* **Excerpted data**:

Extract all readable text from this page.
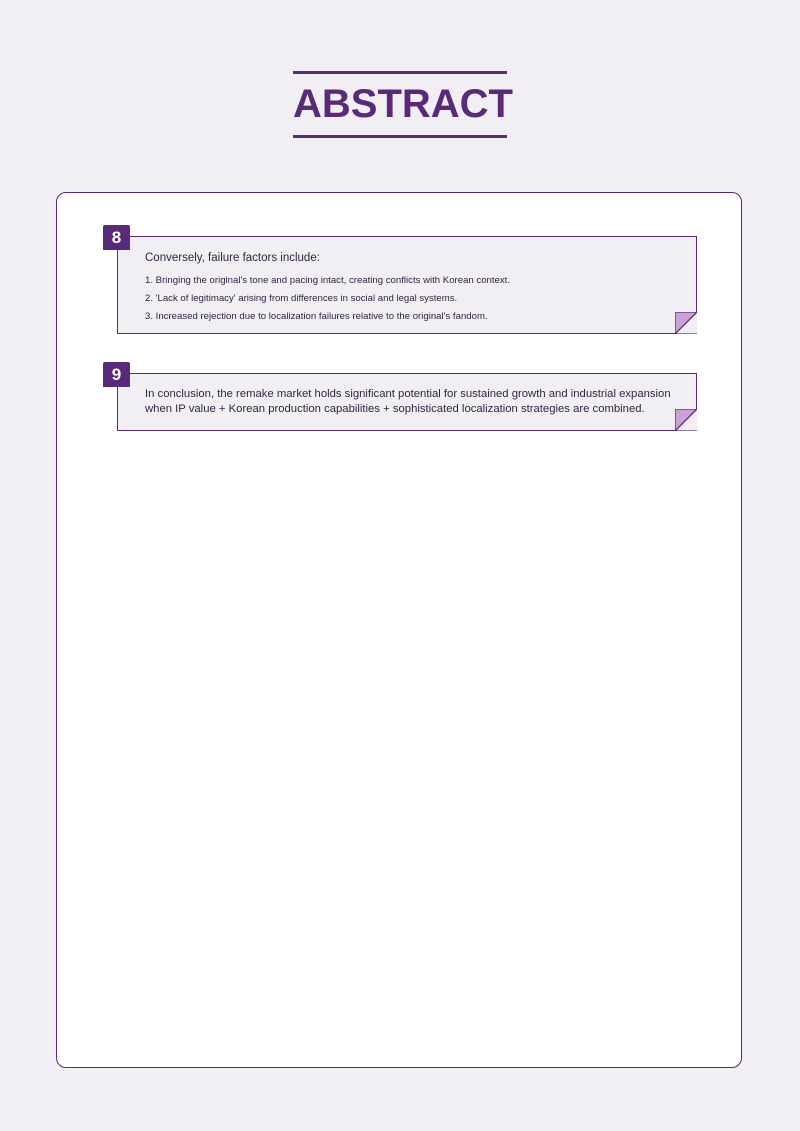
ABSTRACT
Conversely, failure factors include:
1. Bringing the original's tone and pacing intact, creating conflicts with Korean context.
2. 'Lack of legitimacy' arising from differences in social and legal systems.
3. Increased rejection due to localization failures relative to the original's fandom.
8
In conclusion, the remake market holds significant potential for sustained growth and industrial expansion
when IP value + Korean production capabilities + sophisticated localization strategies are combined.
9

* **What is required**:
Write out the entries above word for word. Do not include the pictures.

* **Response to the task**:
Extract all readable text from this page.
ABSTRACT
Conversely, failure factors include:
1. Bringing the original's tone and pacing intact, creating conflicts with Korean context.
2. 'Lack of legitimacy' arising from differences in social and legal systems.
3. Increased rejection due to localization failures relative to the original's fandom.
8
In conclusion, the remake market holds significant potential for sustained growth and industrial expansion
when IP value + Korean production capabilities + sophisticated localization strategies are combined.
9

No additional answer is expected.